▸ TASK PROMPT
Identify every line in the records below that contains the word "Reid", and reproduce each one.

▸ DATA ROWS
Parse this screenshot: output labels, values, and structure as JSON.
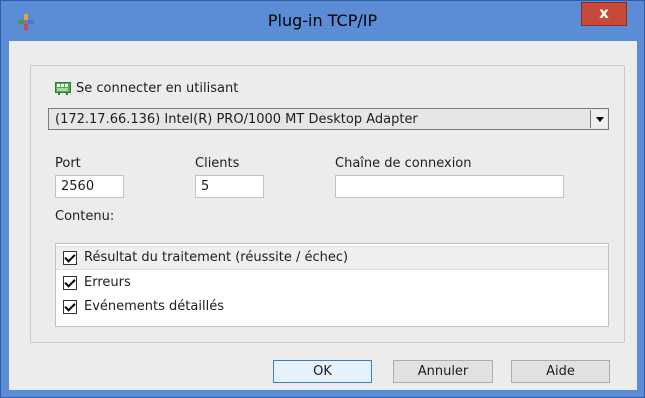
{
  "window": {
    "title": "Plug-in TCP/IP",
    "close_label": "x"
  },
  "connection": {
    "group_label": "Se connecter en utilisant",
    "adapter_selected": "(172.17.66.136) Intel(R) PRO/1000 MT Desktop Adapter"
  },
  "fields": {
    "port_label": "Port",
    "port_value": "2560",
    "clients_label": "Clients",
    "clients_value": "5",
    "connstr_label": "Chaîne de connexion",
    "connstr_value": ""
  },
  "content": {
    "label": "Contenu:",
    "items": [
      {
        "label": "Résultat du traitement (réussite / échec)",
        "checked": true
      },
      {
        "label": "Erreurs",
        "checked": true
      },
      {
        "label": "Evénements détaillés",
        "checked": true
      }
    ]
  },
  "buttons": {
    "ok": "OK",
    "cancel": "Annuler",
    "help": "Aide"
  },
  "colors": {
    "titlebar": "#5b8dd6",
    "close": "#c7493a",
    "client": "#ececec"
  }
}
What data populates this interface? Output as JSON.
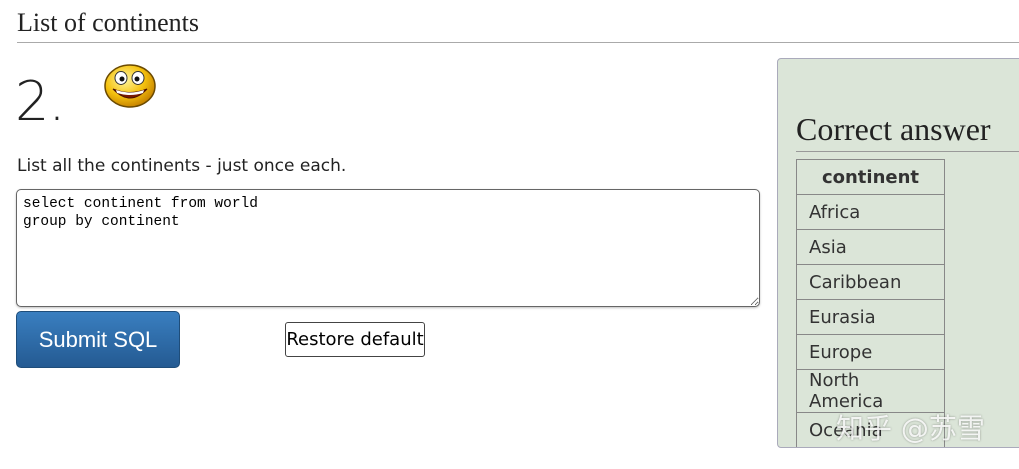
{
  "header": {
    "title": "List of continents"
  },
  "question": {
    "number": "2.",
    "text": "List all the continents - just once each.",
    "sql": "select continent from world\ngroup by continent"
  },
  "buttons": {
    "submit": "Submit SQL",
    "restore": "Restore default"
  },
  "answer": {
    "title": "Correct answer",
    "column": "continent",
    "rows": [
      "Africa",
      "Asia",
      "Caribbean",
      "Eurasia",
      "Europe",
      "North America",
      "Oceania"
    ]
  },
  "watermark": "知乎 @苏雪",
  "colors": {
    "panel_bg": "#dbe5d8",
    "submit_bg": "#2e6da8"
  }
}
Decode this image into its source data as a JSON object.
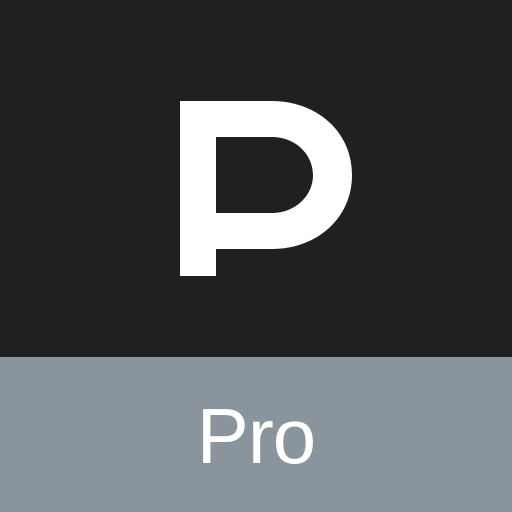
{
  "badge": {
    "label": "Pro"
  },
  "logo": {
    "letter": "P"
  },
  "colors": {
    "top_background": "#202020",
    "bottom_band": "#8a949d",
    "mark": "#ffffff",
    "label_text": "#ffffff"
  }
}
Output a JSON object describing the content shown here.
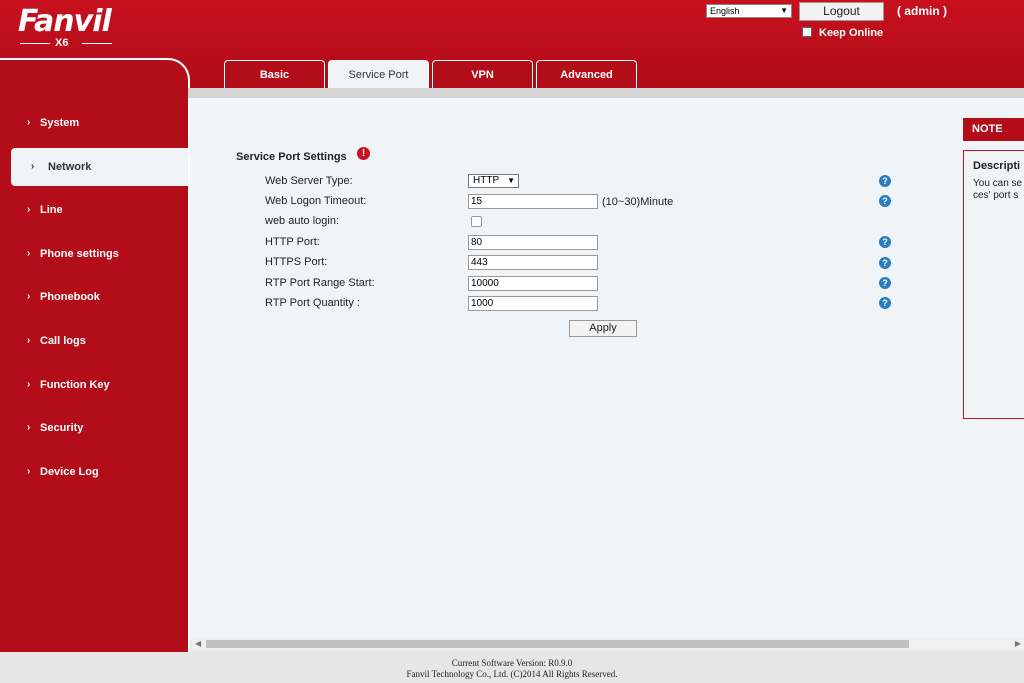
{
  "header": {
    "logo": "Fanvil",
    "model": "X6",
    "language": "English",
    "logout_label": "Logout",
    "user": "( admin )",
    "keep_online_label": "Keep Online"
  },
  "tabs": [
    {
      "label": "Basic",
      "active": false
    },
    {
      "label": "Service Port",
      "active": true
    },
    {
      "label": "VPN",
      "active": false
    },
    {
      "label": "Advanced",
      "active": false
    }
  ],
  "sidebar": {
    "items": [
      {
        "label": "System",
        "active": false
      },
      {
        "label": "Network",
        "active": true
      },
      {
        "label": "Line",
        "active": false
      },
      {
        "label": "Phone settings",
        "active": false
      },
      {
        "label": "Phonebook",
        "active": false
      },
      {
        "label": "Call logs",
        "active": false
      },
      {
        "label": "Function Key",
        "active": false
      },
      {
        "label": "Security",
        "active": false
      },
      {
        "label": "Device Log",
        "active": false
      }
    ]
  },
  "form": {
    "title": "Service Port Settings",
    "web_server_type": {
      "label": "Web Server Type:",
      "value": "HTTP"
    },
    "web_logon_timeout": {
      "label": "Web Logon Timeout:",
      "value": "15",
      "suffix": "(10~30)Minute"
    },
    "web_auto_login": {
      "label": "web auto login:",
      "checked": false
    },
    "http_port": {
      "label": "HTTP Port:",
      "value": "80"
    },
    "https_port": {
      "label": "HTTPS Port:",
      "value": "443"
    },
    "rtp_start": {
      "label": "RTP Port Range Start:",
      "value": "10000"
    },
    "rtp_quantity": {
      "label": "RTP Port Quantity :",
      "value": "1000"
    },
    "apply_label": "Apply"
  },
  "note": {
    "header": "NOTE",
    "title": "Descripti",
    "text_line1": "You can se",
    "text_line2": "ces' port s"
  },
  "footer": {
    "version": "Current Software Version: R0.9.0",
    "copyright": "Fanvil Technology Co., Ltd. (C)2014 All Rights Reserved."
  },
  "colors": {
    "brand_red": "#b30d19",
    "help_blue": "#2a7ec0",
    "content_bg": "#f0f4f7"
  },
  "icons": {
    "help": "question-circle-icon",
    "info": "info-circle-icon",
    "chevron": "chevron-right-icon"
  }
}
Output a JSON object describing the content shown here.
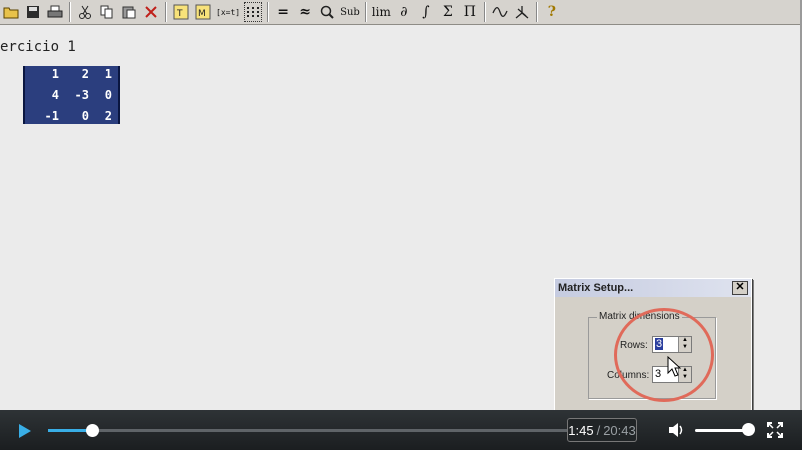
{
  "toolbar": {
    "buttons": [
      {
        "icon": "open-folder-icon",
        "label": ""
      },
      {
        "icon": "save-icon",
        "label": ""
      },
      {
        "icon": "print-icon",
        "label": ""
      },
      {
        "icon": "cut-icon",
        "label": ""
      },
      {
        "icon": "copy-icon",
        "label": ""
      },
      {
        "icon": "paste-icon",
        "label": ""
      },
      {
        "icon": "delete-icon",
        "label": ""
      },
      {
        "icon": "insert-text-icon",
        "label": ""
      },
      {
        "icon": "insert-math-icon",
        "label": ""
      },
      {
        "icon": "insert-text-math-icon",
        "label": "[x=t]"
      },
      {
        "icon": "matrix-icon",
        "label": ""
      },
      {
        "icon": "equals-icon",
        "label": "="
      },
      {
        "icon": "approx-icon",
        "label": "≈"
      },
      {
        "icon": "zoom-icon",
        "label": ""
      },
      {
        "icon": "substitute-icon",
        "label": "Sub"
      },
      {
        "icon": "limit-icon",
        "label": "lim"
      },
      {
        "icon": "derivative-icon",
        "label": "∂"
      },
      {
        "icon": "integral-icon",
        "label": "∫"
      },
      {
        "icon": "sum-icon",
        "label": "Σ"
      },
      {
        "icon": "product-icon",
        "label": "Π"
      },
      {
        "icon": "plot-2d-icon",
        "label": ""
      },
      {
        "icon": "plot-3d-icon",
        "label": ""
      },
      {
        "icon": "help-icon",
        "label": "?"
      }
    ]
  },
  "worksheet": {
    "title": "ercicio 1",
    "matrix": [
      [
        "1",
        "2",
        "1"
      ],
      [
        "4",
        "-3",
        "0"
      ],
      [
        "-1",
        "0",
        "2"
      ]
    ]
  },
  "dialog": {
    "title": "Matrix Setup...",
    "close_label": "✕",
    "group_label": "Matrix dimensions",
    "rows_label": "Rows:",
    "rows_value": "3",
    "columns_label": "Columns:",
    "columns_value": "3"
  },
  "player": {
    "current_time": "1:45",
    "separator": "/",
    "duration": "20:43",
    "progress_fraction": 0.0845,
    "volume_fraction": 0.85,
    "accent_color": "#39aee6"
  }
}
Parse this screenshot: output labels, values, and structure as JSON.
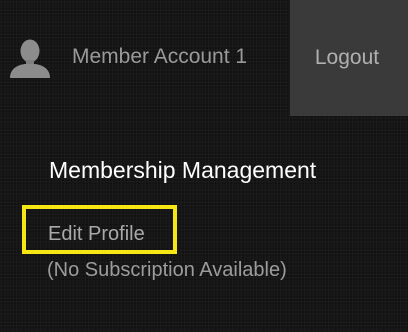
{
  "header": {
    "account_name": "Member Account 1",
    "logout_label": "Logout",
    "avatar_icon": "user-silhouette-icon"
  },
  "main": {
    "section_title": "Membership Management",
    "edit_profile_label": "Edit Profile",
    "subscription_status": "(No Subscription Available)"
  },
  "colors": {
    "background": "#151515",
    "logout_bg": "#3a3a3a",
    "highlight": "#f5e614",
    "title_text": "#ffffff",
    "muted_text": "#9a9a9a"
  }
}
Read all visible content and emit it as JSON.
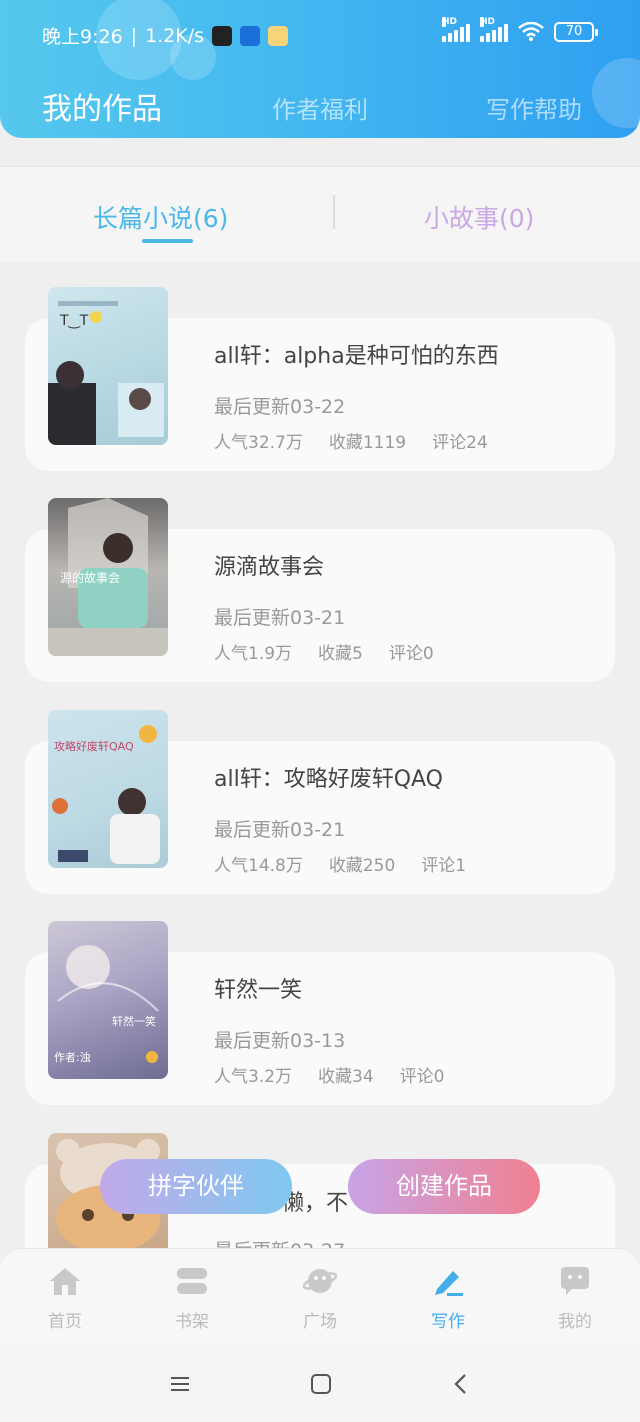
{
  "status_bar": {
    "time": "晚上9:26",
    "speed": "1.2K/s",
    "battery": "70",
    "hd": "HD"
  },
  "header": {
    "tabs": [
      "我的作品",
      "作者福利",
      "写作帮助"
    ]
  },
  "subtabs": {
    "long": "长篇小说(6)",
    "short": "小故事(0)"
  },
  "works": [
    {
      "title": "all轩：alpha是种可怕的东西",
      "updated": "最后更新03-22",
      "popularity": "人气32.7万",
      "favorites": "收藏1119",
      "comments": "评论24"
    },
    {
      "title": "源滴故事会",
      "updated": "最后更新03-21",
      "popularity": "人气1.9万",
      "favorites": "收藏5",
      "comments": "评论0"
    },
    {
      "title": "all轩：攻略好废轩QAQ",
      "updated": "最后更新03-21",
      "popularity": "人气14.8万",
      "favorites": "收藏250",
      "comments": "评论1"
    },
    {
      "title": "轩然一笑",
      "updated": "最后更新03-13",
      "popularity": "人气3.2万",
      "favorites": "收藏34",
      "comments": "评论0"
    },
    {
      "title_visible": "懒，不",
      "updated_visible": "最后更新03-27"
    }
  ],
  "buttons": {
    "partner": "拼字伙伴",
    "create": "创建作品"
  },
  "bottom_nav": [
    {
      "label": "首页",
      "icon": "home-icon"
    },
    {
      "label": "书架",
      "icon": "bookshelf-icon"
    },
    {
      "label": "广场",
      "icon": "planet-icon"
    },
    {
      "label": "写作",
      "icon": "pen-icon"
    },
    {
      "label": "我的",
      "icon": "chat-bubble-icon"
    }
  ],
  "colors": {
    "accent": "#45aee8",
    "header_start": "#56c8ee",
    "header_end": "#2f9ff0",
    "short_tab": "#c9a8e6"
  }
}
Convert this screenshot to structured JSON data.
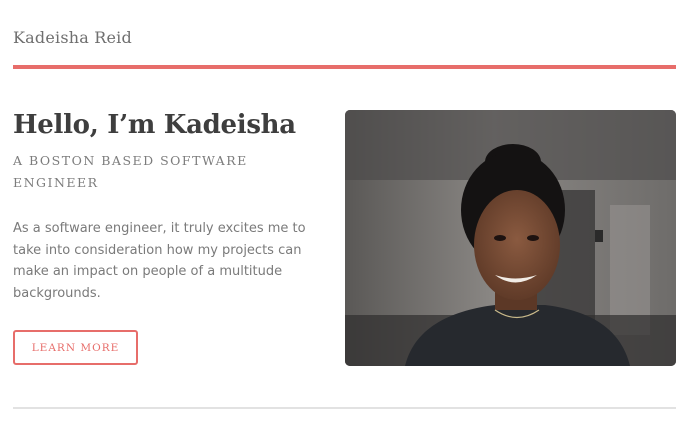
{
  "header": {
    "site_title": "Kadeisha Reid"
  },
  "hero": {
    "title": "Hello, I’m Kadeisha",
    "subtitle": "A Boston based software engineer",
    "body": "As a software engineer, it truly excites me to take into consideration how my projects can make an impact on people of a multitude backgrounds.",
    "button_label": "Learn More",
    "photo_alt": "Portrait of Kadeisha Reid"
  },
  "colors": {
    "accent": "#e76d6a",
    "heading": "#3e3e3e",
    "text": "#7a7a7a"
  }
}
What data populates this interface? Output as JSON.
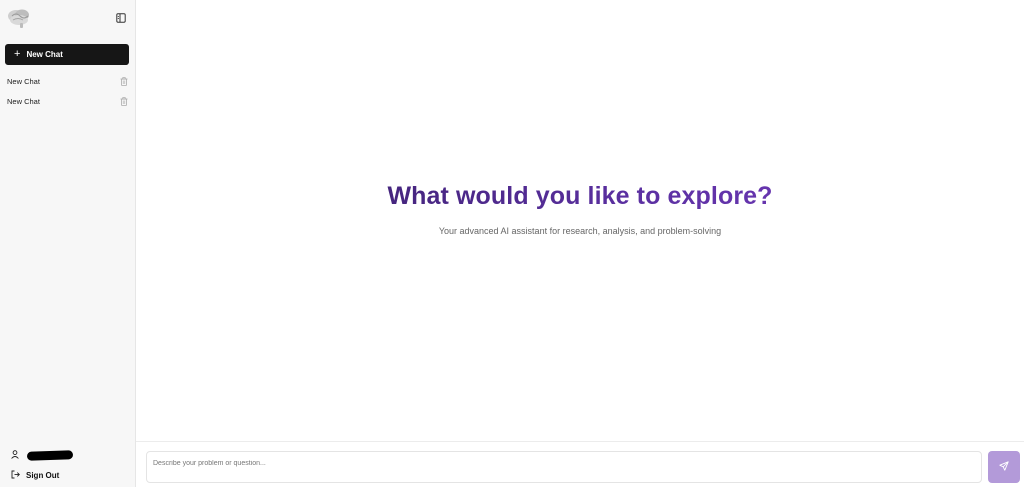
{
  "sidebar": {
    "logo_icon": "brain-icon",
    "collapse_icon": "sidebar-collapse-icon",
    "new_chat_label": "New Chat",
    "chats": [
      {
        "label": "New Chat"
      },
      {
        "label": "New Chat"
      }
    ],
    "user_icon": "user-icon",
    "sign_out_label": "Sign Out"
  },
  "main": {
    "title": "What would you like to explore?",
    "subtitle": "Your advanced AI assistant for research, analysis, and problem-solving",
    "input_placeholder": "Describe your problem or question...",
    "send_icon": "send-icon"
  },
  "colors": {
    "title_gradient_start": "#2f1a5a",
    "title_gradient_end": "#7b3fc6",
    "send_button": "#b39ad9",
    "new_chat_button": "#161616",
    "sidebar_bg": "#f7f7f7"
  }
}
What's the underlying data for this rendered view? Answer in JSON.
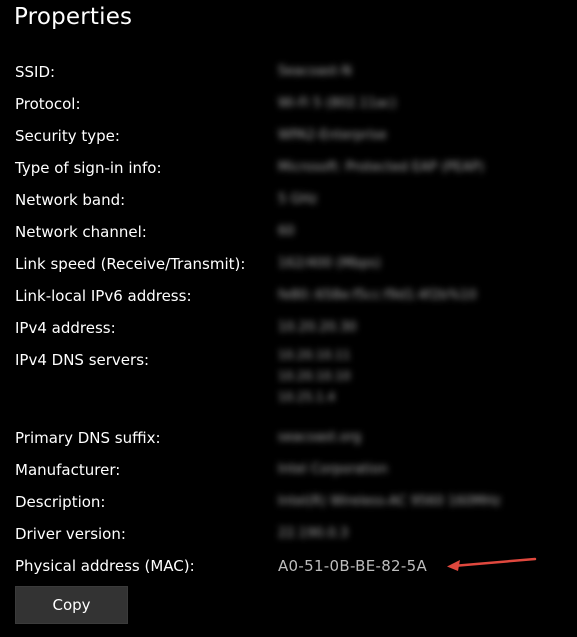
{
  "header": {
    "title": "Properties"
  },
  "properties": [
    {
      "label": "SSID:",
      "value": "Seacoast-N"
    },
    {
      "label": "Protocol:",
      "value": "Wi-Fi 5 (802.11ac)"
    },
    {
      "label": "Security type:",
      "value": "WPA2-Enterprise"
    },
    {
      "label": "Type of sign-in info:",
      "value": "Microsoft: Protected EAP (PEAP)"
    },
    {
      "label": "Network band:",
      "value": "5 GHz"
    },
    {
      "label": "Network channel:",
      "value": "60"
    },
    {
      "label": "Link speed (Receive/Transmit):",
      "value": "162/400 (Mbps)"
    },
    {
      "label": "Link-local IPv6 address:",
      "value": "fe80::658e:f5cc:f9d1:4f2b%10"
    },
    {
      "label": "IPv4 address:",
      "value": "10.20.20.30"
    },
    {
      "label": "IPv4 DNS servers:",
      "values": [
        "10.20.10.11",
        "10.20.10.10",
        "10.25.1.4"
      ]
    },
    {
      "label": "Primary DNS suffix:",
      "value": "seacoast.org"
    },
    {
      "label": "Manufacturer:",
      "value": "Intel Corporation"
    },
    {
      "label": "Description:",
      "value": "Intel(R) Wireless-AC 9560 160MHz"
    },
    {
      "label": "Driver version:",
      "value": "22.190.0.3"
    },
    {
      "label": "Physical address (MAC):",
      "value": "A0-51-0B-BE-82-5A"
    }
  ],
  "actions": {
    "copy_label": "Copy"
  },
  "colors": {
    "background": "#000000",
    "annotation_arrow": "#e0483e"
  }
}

▸ SOLUTION
    "site_title": "Kadeisha Reid"
    "photo_alt": "Portrait of Kadeisha Reid"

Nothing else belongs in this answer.